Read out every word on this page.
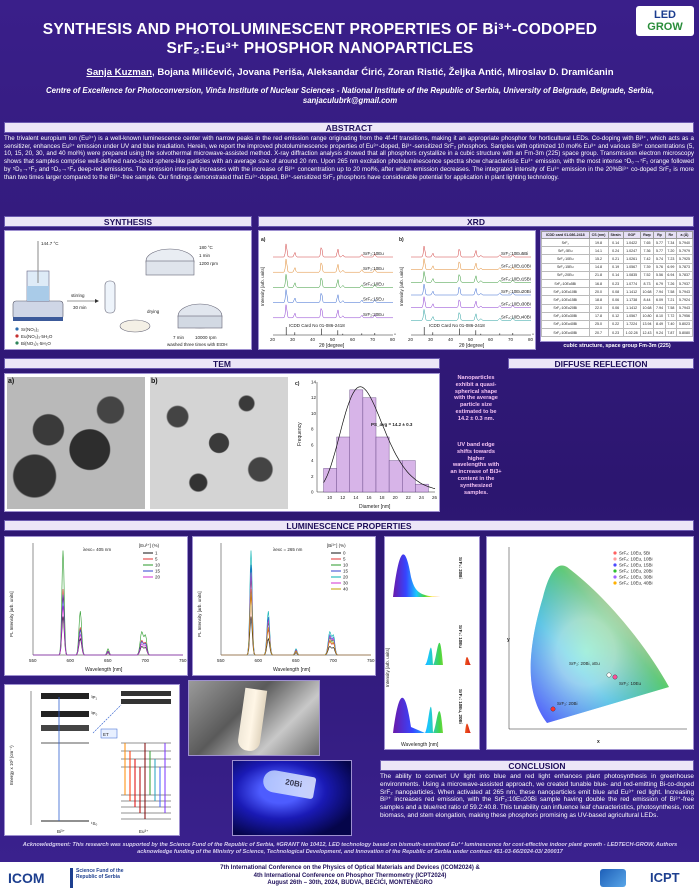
SYNTHESIS AND PHOTOLUMINESCENT PROPERTIES OF Bi³⁺-CODOPED
SrF₂:Eu³⁺ PHOSPHOR NANOPARTICLES
LED
GROW
Sanja Kuzman, Bojana Milićević, Jovana Periša, Aleksandar Ćirić, Zoran Ristić, Željka Antić, Miroslav D. Dramićanin
Centre of Excellence for Photoconversion, Vinča Institute of Nuclear Sciences - National Institute of the Republic of Serbia, University of Belgrade, Belgrade, Serbia,
sanjaculubrk@gmail.com
ABSTRACT
The trivalent europium ion (Eu³⁺) is a well-known luminescence center with narrow peaks in the red emission range originating from the 4f-4f transitions, making it an appropriate phosphor for horticultural LEDs. Co-doping with Bi³⁺, which acts as a sensitizer, enhances Eu³⁺ emission under UV and blue irradiation. Herein, we report the improved photoluminescence properties of Eu³⁺-doped, Bi³⁺-sensitized SrF₂ phosphors. Samples with optimized 10 mol% Eu³⁺ and various Bi³⁺ concentrations (5, 10, 15, 20, 30, and 40 mol%) were prepared using the solvothermal microwave-assisted method. X-ray diffraction analysis showed that all phosphors crystallize in a cubic structure with an Fm-3m (225) space group. Transmission electron microscopy shows that samples comprise well-defined nano-sized sphere-like particles with an average size of around 20 nm. Upon 265 nm excitation photoluminescence spectra show characteristic Eu³⁺ emission, with the most intense ⁵D₀→⁷F₁ orange followed by ⁵D₀→⁷F₂ and ⁵D₀→⁷F₄ deep-red emissions. The emission intensity increases with the increase of Bi³⁺ concentration up to 20 mol%, after which emission decreases. The integrated intensity of Eu³⁺ emission in the 20%Bi³⁺ co-doped SrF₂ is more than two times larger compared to the Bi³⁺-free sample. Our findings demonstrated that Eu³⁺-doped, Bi³⁺-sensitized SrF₂ phosphors have considerable potential for application in plant lighting technology.
SYNTHESIS
144.7 °C
stirring
30 min
180 °C
1 min
1200 rpm
7 min 10000 rpm
washed three times with EtOH
drying
Sr(NO₃)₂
Eu(NO₃)₃·5H₂O
Bi(NO₃)₃·5H₂O
XRD
a)	b)
SrF₂:10Eu
SrF₂:10Eu
SrF₂:10Eu
SrF₂:15Eu
SrF₂:20Eu
20	30	40	50	60	70	80
SrF₂:10Eu5Bi
SrF₂:10Eu10Bi
SrF₂:10Eu15Bi
SrF₂:10Eu20Bi
SrF₂:10Eu30Bi
SrF₂:10Eu40Bi
20	30	40	50	60	70	80
ICDD Card No 01-086-2418	ICDD Card No 01-086-2418
2θ [degree]	2θ [degree]
Intensity [arb. units]	Intensity [arb. units]
ICDD card 01-086-2418	CS (nm)	Strain	GOF	Rwp	Rp	Re	a (Å)
SrF₂	19.8	0.14	1.0422	7.65	5.77	7.34	5.7940
SrF₂:5Eu	14.1	0.24	1.0247	7.36	5.77	7.20	5.7979
SrF₂:10Eu	15.2	0.21	1.0261	7.42	5.74	7.23	5.7925
SrF₂:15Eu	14.8	0.19	1.0567	7.39	5.76	6.99	5.7873
SrF₂:20Eu	21.8	0.14	1.0835	7.52	5.56	6.94	5.7837
SrF₂:10Eu5Bi	16.8	0.23	1.0774	8.73	6.79	7.26	5.7937
SrF₂:10Eu10Bi	20.0	0.08	1.1412	10.68	7.94	7.58	5.7943
SrF₂:10Eu15Bi	18.8	0.06	1.1738	8.44	6.09	7.21	5.7924
SrF₂:10Eu20Bi	22.0	0.06	1.1412	10.68	7.94	7.58	5.7943
SrF₂:10Eu30Bi	17.8	0.12	1.0567	10.80	8.10	7.72	5.7956
SrF₂:10Eu40Bi	25.0	0.22	1.7224	13.94	8.49	7.40	5.8023
SrF₂:10Eu40Bi	20.7	0.23	1.02.28	12.43	9.24	7.87	5.8080
cubic structure, space group Fm-3m (225)
TEM
a)	b)	c)
10 12 14 16 18 20 22 24 26
0
2
4
6
8
10
12
14
PS_avg = 14.2 ± 0.3
Frequency
Diameter [nm]
Nanoparticles exhibit a quasi-spherical shape with the average particle size estimated to be 14.2 ± 0.3 nm.
DIFFUSE REFLECTION
UV band edge shifts towards higher wavelengths with an increase of Bi3+ content in the synthesized samples.
LUMINESCENCE PROPERTIES
550	600	650	700	750
λexc= 405 nm
[Eu³⁺] (%)
1
5
10
15
20
PL Intensity [arb. units]
Wavelength [nm]
550	600	650	700	750
λexc = 265 nm
[Bi³⁺] (%)
0
5
10
15
20
30
40
PL Intensity [arb. units]
Wavelength [nm]
SrF₂: 20Bi
SrF₂: 10Eu
SrF₂: 10Eu, 20Bi
Intensity [arb. units]
Wavelength [nm]
SrF₂: 20Bi, xEu
SrF₂: 20Bi
SrF₂: 10Eu
SrF₂: 10Eu, 5Bi
SrF₂: 10Eu, 10Bi
SrF₂: 10Eu, 15Bi
SrF₂: 10Eu, 20Bi
SrF₂: 10Eu, 30Bi
SrF₂: 10Eu, 40Bi
y
x
³P₁
³P₀
¹S₀
ET
Bi³⁺	Eu³⁺
Energy x 10³ (cm⁻¹)	20Bi
CONCLUSION
The ability to convert UV light into blue and red light enhances plant photosynthesis in greenhouse environments. Using a microwave-assisted approach, we created tunable blue- and red-emitting Bi-co-doped SrF₂ nanoparticles. When activated at 265 nm, these nanoparticles emit blue and Eu³⁺ red light. Increasing Bi³⁺ increases red emission, with the SrF₂:10Eu20Bi sample having double the red emission of Bi³⁺-free samples and a blue/red ratio of 59.2:40.8. This tunability can influence leaf characteristics, photosynthesis, root biomass, and stem elongation, making these phosphors promising as UV-based agricultural LEDs.
Acknowledgment: This research was supported by the Science Fund of the Republic of Serbia, #GRANT No 10412, LED technology based on bismuth-sensitized Eu³⁺ luminescence for cost-effective indoor plant growth - LEDTECH-GROW, Authors acknowledge funding of the Ministry of Science, Technological Development, and Innovation of the Republic of Serbia under contract 451-03-66/2024-03/ 200017
ICOM	Science Fund of the Republic of Serbia
7th International Conference on the Physics of Optical Materials and Devices (ICOM2024) &
4th International Conference on Phosphor Thermometry (ICPT2024)
August 26th – 30th, 2024, BUDVA, BEĆIĆI, MONTENEGRO	ICPT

Aim of the task -> Every line above should be repeated exactly; pictures stay out of the copy.

Solution ->
Read out every word on this page.
SYNTHESIS AND PHOTOLUMINESCENT PROPERTIES OF Bi³⁺-CODOPED
SrF₂:Eu³⁺ PHOSPHOR NANOPARTICLES
LED
GROW
Sanja Kuzman, Bojana Milićević, Jovana Periša, Aleksandar Ćirić, Zoran Ristić, Željka Antić, Miroslav D. Dramićanin
Centre of Excellence for Photoconversion, Vinča Institute of Nuclear Sciences - National Institute of the Republic of Serbia, University of Belgrade, Belgrade, Serbia,
sanjaculubrk@gmail.com
ABSTRACT
The trivalent europium ion (Eu³⁺) is a well-known luminescence center with narrow peaks in the red emission range originating from the 4f-4f transitions, making it an appropriate phosphor for horticultural LEDs. Co-doping with Bi³⁺, which acts as a sensitizer, enhances Eu³⁺ emission under UV and blue irradiation. Herein, we report the improved photoluminescence properties of Eu³⁺-doped, Bi³⁺-sensitized SrF₂ phosphors. Samples with optimized 10 mol% Eu³⁺ and various Bi³⁺ concentrations (5, 10, 15, 20, 30, and 40 mol%) were prepared using the solvothermal microwave-assisted method. X-ray diffraction analysis showed that all phosphors crystallize in a cubic structure with an Fm-3m (225) space group. Transmission electron microscopy shows that samples comprise well-defined nano-sized sphere-like particles with an average size of around 20 nm. Upon 265 nm excitation photoluminescence spectra show characteristic Eu³⁺ emission, with the most intense ⁵D₀→⁷F₁ orange followed by ⁵D₀→⁷F₂ and ⁵D₀→⁷F₄ deep-red emissions. The emission intensity increases with the increase of Bi³⁺ concentration up to 20 mol%, after which emission decreases. The integrated intensity of Eu³⁺ emission in the 20%Bi³⁺ co-doped SrF₂ is more than two times larger compared to the Bi³⁺-free sample. Our findings demonstrated that Eu³⁺-doped, Bi³⁺-sensitized SrF₂ phosphors have considerable potential for application in plant lighting technology.
SYNTHESIS
144.7 °C
stirring
30 min
180 °C
1 min
1200 rpm
7 min 10000 rpm
washed three times with EtOH
drying
Sr(NO₃)₂
Eu(NO₃)₃·5H₂O
Bi(NO₃)₃·5H₂O
XRD
a)	b)
SrF₂:10Eu
SrF₂:10Eu
SrF₂:10Eu
SrF₂:15Eu
SrF₂:20Eu
20	30	40	50	60	70	80
SrF₂:10Eu5Bi
SrF₂:10Eu10Bi
SrF₂:10Eu15Bi
SrF₂:10Eu20Bi
SrF₂:10Eu30Bi
SrF₂:10Eu40Bi
20	30	40	50	60	70	80
ICDD Card No 01-086-2418	ICDD Card No 01-086-2418
2θ [degree]	2θ [degree]
Intensity [arb. units]	Intensity [arb. units]
ICDD card 01-086-2418	CS (nm)	Strain	GOF	Rwp	Rp	Re	a (Å)
SrF₂	19.8	0.14	1.0422	7.65	5.77	7.34	5.7940
SrF₂:5Eu	14.1	0.24	1.0247	7.36	5.77	7.20	5.7979
SrF₂:10Eu	15.2	0.21	1.0261	7.42	5.74	7.23	5.7925
SrF₂:15Eu	14.8	0.19	1.0567	7.39	5.76	6.99	5.7873
SrF₂:20Eu	21.8	0.14	1.0835	7.52	5.56	6.94	5.7837
SrF₂:10Eu5Bi	16.8	0.23	1.0774	8.73	6.79	7.26	5.7937
SrF₂:10Eu10Bi	20.0	0.08	1.1412	10.68	7.94	7.58	5.7943
SrF₂:10Eu15Bi	18.8	0.06	1.1738	8.44	6.09	7.21	5.7924
SrF₂:10Eu20Bi	22.0	0.06	1.1412	10.68	7.94	7.58	5.7943
SrF₂:10Eu30Bi	17.8	0.12	1.0567	10.80	8.10	7.72	5.7956
SrF₂:10Eu40Bi	25.0	0.22	1.7224	13.94	8.49	7.40	5.8023
SrF₂:10Eu40Bi	20.7	0.23	1.02.28	12.43	9.24	7.87	5.8080
cubic structure, space group Fm-3m (225)
TEM
a)	b)	c)
10 12 14 16 18 20 22 24 26
0
2
4
6
8
10
12
14
PS_avg = 14.2 ± 0.3
Frequency
Diameter [nm]
Nanoparticles exhibit a quasi-spherical shape with the average particle size estimated to be 14.2 ± 0.3 nm.
DIFFUSE REFLECTION
UV band edge shifts towards higher wavelengths with an increase of Bi3+ content in the synthesized samples.
LUMINESCENCE PROPERTIES
550	600	650	700	750
λexc= 405 nm
[Eu³⁺] (%)
1
5
10
15
20
PL Intensity [arb. units]
Wavelength [nm]
550	600	650	700	750
λexc = 265 nm
[Bi³⁺] (%)
0
5
10
15
20
30
40
PL Intensity [arb. units]
Wavelength [nm]
SrF₂: 20Bi
SrF₂: 10Eu
SrF₂: 10Eu, 20Bi
Intensity [arb. units]
Wavelength [nm]
SrF₂: 20Bi, xEu
SrF₂: 20Bi
SrF₂: 10Eu
SrF₂: 10Eu, 5Bi
SrF₂: 10Eu, 10Bi
SrF₂: 10Eu, 15Bi
SrF₂: 10Eu, 20Bi
SrF₂: 10Eu, 30Bi
SrF₂: 10Eu, 40Bi
y
x
³P₁
³P₀
¹S₀
ET
Bi³⁺	Eu³⁺
Energy x 10³ (cm⁻¹)	20Bi
CONCLUSION
The ability to convert UV light into blue and red light enhances plant photosynthesis in greenhouse environments. Using a microwave-assisted approach, we created tunable blue- and red-emitting Bi-co-doped SrF₂ nanoparticles. When activated at 265 nm, these nanoparticles emit blue and Eu³⁺ red light. Increasing Bi³⁺ increases red emission, with the SrF₂:10Eu20Bi sample having double the red emission of Bi³⁺-free samples and a blue/red ratio of 59.2:40.8. This tunability can influence leaf characteristics, photosynthesis, root biomass, and stem elongation, making these phosphors promising as UV-based agricultural LEDs.
Acknowledgment: This research was supported by the Science Fund of the Republic of Serbia, #GRANT No 10412, LED technology based on bismuth-sensitized Eu³⁺ luminescence for cost-effective indoor plant growth - LEDTECH-GROW, Authors acknowledge funding of the Ministry of Science, Technological Development, and Innovation of the Republic of Serbia under contract 451-03-66/2024-03/ 200017
ICOM	Science Fund of the Republic of Serbia
7th International Conference on the Physics of Optical Materials and Devices (ICOM2024) &
4th International Conference on Phosphor Thermometry (ICPT2024)
August 26th – 30th, 2024, BUDVA, BEĆIĆI, MONTENEGRO	ICPT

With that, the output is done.